- **GIVEN REQUEST**:
The records below must be output exactly, without pictures.

- **EXTRACTED MATERIAL**:
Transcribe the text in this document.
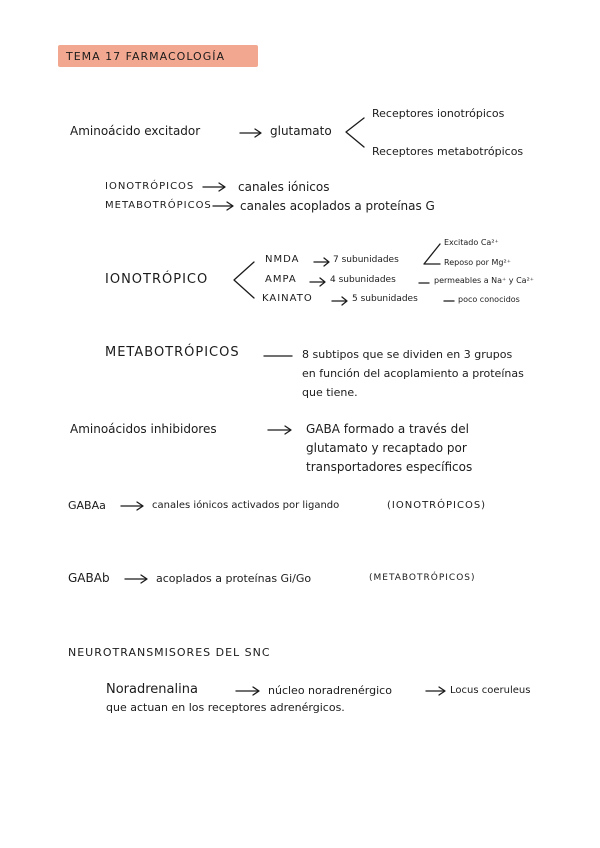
TEMA 17 FARMACOLOGÍA
Aminoácido excitador	glutamato
Receptores ionotrópicos
Receptores metabotrópicos
IONOTRÓPICOS	canales iónicos
METABOTRÓPICOS canales acoplados a proteínas G
IONOTRÓPICO
NMDA	7 subunidades
Excitado Ca²⁺
Reposo por Mg²⁺
AMPA	4 subunidades	permeables a Na⁺ y Ca²⁺
KAINATO	5 subunidades	poco conocidos
METABOTRÓPICOS	8 subtipos que se dividen en 3 grupos
en función del acoplamiento a proteínas
que tiene.
Aminoácidos inhibidores	GABA formado a través del
glutamato y recaptado por
transportadores específicos
GABAa	canales iónicos activados por ligando	(IONOTRÓPICOS)
GABAb	acoplados a proteínas Gi/Go	(METABOTRÓPICOS)
NEUROTRANSMISORES DEL SNC
Noradrenalina	núcleo noradrenérgico	Locus coeruleus
que actuan en los receptores adrenérgicos.
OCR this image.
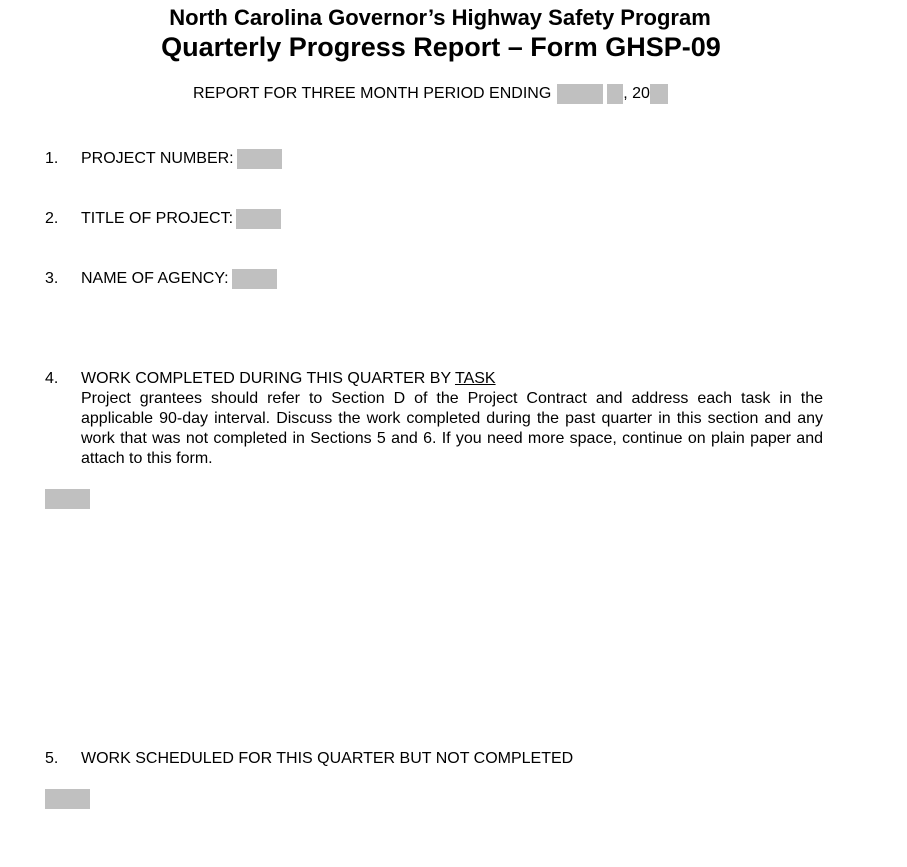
North Carolina Governor’s Highway Safety Program
Quarterly Progress Report – Form GHSP-09
REPORT FOR THREE MONTH PERIOD ENDING	, 20
1.	PROJECT NUMBER:
2.	TITLE OF PROJECT:
3.	NAME OF AGENCY:
4.	WORK COMPLETED DURING THIS QUARTER BY TASK
Project grantees should refer to Section D of the Project Contract and address each task in the applicable 90-day interval. Discuss the work completed during the past quarter in this section and any work that was not completed in Sections 5 and 6. If you need more space, continue on plain paper and attach to this form.
5.	WORK SCHEDULED FOR THIS QUARTER BUT NOT COMPLETED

- **COMPLETE RESPONSE**:
Transcribe the text in this document.
TEMA 17 FARMACOLOGÍA
Aminoácido excitador	glutamato
Receptores ionotrópicos
Receptores metabotrópicos
IONOTRÓPICOS	canales iónicos
METABOTRÓPICOS canales acoplados a proteínas G
IONOTRÓPICO
NMDA	7 subunidades
Excitado Ca²⁺
Reposo por Mg²⁺
AMPA	4 subunidades	permeables a Na⁺ y Ca²⁺
KAINATO	5 subunidades	poco conocidos
METABOTRÓPICOS	8 subtipos que se dividen en 3 grupos
en función del acoplamiento a proteínas
que tiene.
Aminoácidos inhibidores	GABA formado a través del
glutamato y recaptado por
transportadores específicos
GABAa	canales iónicos activados por ligando	(IONOTRÓPICOS)
GABAb	acoplados a proteínas Gi/Go	(METABOTRÓPICOS)
NEUROTRANSMISORES DEL SNC
Noradrenalina	núcleo noradrenérgico	Locus coeruleus
que actuan en los receptores adrenérgicos.
OCR this image.
North Carolina Governor’s Highway Safety Program
Quarterly Progress Report – Form GHSP-09
REPORT FOR THREE MONTH PERIOD ENDING	, 20
1.	PROJECT NUMBER:
2.	TITLE OF PROJECT:
3.	NAME OF AGENCY:
4.	WORK COMPLETED DURING THIS QUARTER BY TASK
Project grantees should refer to Section D of the Project Contract and address each task in the applicable 90-day interval. Discuss the work completed during the past quarter in this section and any work that was not completed in Sections 5 and 6. If you need more space, continue on plain paper and attach to this form.
5.	WORK SCHEDULED FOR THIS QUARTER BUT NOT COMPLETED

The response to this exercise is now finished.